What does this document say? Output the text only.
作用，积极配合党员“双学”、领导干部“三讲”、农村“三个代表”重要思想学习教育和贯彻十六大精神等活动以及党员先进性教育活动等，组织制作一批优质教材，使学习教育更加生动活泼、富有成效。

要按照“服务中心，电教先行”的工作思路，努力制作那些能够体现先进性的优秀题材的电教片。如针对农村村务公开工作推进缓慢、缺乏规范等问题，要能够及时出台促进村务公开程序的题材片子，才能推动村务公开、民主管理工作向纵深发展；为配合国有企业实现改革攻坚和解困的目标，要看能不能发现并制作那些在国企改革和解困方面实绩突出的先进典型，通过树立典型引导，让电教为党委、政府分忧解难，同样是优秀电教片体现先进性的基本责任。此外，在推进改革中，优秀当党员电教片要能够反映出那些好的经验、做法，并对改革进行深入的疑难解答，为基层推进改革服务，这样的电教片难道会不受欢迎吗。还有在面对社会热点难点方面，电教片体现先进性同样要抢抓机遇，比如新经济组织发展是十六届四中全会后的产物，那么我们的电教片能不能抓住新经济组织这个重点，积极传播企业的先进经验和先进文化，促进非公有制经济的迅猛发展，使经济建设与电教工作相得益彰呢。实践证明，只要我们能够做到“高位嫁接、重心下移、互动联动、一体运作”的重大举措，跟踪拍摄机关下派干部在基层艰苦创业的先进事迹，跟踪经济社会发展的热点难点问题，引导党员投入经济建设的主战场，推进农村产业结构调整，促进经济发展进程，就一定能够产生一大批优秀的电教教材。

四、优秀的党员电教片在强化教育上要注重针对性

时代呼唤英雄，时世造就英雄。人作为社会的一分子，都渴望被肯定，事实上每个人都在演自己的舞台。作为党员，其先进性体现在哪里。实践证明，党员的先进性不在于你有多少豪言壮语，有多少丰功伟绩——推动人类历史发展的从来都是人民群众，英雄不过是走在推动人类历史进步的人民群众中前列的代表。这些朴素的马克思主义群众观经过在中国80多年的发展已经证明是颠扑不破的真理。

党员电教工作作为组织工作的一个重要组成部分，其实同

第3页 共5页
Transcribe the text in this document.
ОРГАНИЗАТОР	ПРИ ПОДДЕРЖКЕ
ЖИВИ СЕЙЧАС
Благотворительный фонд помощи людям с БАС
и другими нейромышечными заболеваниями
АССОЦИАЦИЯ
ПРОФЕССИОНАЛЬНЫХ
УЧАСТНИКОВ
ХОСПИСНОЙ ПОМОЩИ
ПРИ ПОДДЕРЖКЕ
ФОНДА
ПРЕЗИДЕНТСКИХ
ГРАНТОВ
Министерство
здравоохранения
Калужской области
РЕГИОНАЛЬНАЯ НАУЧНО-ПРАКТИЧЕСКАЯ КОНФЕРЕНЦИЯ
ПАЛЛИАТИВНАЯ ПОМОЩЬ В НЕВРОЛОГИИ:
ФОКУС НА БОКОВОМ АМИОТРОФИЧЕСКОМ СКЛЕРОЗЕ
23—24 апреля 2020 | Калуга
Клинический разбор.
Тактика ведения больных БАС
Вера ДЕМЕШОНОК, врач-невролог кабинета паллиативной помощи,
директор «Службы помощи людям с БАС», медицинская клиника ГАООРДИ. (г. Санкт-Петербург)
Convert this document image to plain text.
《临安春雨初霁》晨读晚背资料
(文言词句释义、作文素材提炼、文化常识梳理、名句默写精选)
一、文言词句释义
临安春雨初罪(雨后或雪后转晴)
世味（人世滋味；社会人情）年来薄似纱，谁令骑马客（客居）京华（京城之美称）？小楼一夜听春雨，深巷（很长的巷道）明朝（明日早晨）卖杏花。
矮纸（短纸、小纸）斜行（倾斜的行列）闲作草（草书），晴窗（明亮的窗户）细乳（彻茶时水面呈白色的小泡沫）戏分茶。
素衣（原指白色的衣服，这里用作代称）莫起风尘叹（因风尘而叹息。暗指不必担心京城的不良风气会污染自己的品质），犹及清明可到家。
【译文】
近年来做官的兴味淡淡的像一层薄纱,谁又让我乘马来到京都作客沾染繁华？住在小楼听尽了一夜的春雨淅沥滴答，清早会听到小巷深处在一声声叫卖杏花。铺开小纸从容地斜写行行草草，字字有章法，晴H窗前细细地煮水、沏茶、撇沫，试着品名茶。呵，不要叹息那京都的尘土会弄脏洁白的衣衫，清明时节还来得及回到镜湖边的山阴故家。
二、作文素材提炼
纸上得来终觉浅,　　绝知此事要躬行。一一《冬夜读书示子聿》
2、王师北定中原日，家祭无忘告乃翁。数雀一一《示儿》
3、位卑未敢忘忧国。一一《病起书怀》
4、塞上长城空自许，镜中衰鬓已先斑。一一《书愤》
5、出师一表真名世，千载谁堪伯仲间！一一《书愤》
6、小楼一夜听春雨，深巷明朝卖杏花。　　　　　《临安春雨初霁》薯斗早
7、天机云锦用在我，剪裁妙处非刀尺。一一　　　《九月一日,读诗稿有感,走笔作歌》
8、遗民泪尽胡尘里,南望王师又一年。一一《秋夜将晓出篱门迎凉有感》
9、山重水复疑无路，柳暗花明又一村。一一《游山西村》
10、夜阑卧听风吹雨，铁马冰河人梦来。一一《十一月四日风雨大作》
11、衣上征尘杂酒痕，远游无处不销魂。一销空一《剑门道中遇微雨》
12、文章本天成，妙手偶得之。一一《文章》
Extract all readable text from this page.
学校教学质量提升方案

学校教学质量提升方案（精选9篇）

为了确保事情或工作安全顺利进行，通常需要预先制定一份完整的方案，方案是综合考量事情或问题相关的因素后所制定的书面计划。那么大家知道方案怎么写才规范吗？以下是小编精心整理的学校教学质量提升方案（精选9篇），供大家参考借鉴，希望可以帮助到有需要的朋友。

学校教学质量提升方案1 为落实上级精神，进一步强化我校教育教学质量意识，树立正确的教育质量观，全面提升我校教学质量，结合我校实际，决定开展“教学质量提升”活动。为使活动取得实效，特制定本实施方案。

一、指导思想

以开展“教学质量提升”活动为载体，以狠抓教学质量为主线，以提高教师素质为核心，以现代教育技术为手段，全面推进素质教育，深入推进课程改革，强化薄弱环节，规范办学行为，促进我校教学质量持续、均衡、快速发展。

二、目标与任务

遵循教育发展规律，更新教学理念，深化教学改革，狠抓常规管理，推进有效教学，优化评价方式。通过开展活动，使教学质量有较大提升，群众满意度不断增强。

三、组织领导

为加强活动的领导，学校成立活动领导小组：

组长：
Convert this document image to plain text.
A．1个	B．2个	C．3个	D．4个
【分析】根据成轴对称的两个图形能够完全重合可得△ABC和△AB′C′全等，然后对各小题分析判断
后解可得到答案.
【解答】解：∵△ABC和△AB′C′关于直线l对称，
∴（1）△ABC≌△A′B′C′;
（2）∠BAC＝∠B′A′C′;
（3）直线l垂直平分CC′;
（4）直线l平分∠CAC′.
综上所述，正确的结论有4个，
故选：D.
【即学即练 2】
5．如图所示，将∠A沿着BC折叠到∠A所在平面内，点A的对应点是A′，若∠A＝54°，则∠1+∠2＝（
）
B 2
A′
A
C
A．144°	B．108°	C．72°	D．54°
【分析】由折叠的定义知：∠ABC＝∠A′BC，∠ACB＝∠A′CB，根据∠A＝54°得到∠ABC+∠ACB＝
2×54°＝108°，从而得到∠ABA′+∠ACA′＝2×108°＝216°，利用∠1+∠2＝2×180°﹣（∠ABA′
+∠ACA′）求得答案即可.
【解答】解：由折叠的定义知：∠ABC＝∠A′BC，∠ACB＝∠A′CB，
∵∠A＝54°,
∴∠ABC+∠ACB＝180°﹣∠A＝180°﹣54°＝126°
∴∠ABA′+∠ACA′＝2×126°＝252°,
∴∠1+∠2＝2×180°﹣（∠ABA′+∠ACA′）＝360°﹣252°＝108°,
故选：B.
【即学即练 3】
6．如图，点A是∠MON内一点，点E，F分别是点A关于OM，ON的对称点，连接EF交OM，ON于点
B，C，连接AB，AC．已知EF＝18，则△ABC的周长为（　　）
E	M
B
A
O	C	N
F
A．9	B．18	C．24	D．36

SET EXERCISE = Locate the lines above that contain "临安春雨初霁" and copy them.

FULL SOLUTION =
《临安春雨初霁》晨读晚背资料
6、小楼一夜听春雨，深巷明朝卖杏花。　　　　　《临安春雨初霁》薯斗早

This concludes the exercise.